▶ [Stored data]
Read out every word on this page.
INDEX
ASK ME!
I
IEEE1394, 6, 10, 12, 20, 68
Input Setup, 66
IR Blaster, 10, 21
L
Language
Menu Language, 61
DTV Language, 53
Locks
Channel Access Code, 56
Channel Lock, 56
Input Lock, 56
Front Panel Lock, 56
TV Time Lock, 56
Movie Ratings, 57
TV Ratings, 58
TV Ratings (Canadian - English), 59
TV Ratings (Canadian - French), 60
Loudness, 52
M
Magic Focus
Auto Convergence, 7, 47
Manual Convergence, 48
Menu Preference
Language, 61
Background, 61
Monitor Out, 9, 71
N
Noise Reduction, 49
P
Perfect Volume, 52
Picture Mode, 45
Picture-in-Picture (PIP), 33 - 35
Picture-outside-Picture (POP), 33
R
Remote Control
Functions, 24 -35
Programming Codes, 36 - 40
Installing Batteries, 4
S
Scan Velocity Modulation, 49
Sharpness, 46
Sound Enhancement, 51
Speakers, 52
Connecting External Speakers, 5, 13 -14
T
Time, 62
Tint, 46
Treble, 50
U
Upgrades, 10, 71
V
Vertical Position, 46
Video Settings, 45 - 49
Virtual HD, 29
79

▶ [AIM]
Repeat the material from above exactly, word for word.

▶ [COMPLETE RESPONSE]
Read out every word on this page.
INDEX
ASK ME!
I
IEEE1394, 6, 10, 12, 20, 68
Input Setup, 66
IR Blaster, 10, 21
L
Language
Menu Language, 61
DTV Language, 53
Locks
Channel Access Code, 56
Channel Lock, 56
Input Lock, 56
Front Panel Lock, 56
TV Time Lock, 56
Movie Ratings, 57
TV Ratings, 58
TV Ratings (Canadian - English), 59
TV Ratings (Canadian - French), 60
Loudness, 52
M
Magic Focus
Auto Convergence, 7, 47
Manual Convergence, 48
Menu Preference
Language, 61
Background, 61
Monitor Out, 9, 71
N
Noise Reduction, 49
P
Perfect Volume, 52
Picture Mode, 45
Picture-in-Picture (PIP), 33 - 35
Picture-outside-Picture (POP), 33
R
Remote Control
Functions, 24 -35
Programming Codes, 36 - 40
Installing Batteries, 4
S
Scan Velocity Modulation, 49
Sharpness, 46
Sound Enhancement, 51
Speakers, 52
Connecting External Speakers, 5, 13 -14
T
Time, 62
Tint, 46
Treble, 50
U
Upgrades, 10, 71
V
Vertical Position, 46
Video Settings, 45 - 49
Virtual HD, 29
79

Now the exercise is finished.